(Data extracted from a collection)
● ● ● ● ● ● ●

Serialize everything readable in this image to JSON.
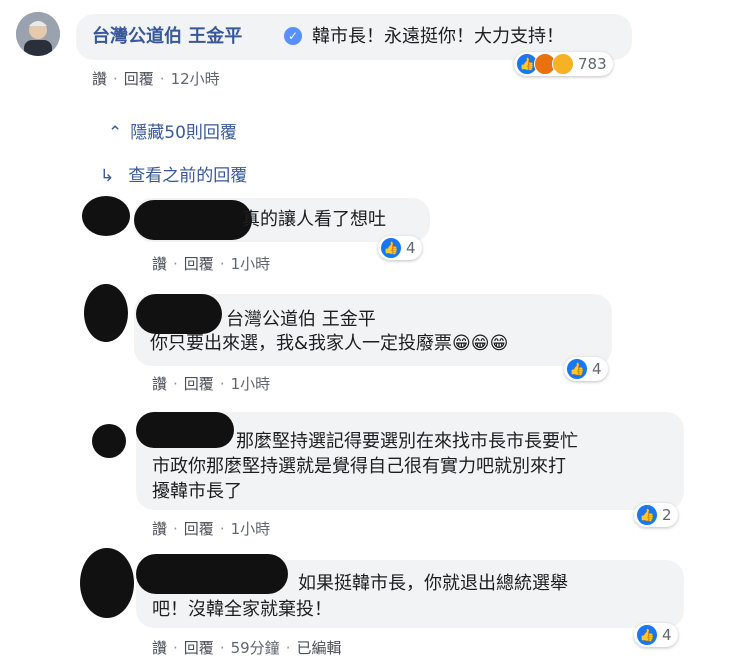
{
  "top_comment": {
    "author": "台灣公道伯 王金平",
    "text": "韓市長！永遠挺你！大力支持！",
    "like": "讚",
    "reply": "回覆",
    "time": "12小時",
    "reaction_count": "783"
  },
  "hide_replies": "隱藏50則回覆",
  "view_previous": "查看之前的回覆",
  "replies": [
    {
      "text": "真的讓人看了想吐",
      "like": "讚",
      "reply": "回覆",
      "time": "1小時",
      "reaction_count": "4"
    },
    {
      "mention": "台灣公道伯 王金平",
      "text": "你只要出來選，我&我家人一定投廢票😁😁😁",
      "like": "讚",
      "reply": "回覆",
      "time": "1小時",
      "reaction_count": "4"
    },
    {
      "line1": "那麼堅持選記得要選別在來找市長市長要忙",
      "line2": "市政你那麼堅持選就是覺得自己很有實力吧就別來打",
      "line3": "擾韓市長了",
      "like": "讚",
      "reply": "回覆",
      "time": "1小時",
      "reaction_count": "2"
    },
    {
      "line1": "如果挺韓市長，你就退出總統選舉",
      "line2": "吧！沒韓全家就棄投！",
      "like": "讚",
      "reply": "回覆",
      "time": "59分鐘",
      "edited": "已編輯",
      "reaction_count": "4"
    }
  ]
}
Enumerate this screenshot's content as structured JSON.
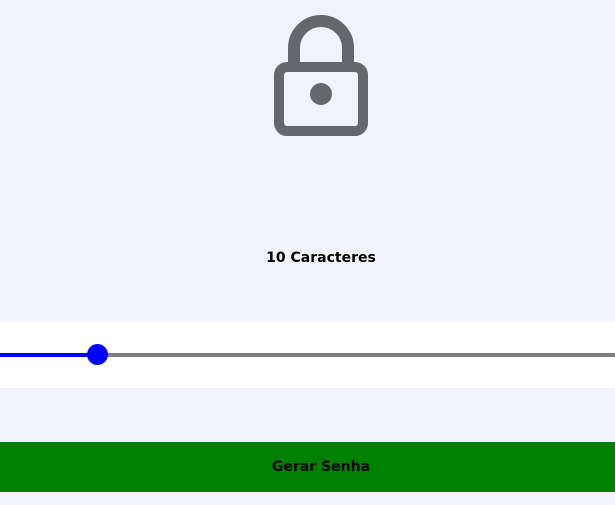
{
  "header": {
    "icon": "lock-icon",
    "icon_color": "#66676c"
  },
  "length": {
    "label": "10 Caracteres",
    "value": 10
  },
  "slider": {
    "position_fraction": 0.158,
    "fill_color": "#0000ff",
    "track_color": "#808080"
  },
  "actions": {
    "generate_label": "Gerar Senha",
    "generate_color": "#008000"
  }
}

● ● ● ● ● ● ●

### Your objective
In how many lines of the data does the string "this" appear? Give only the number.

### Written answer
2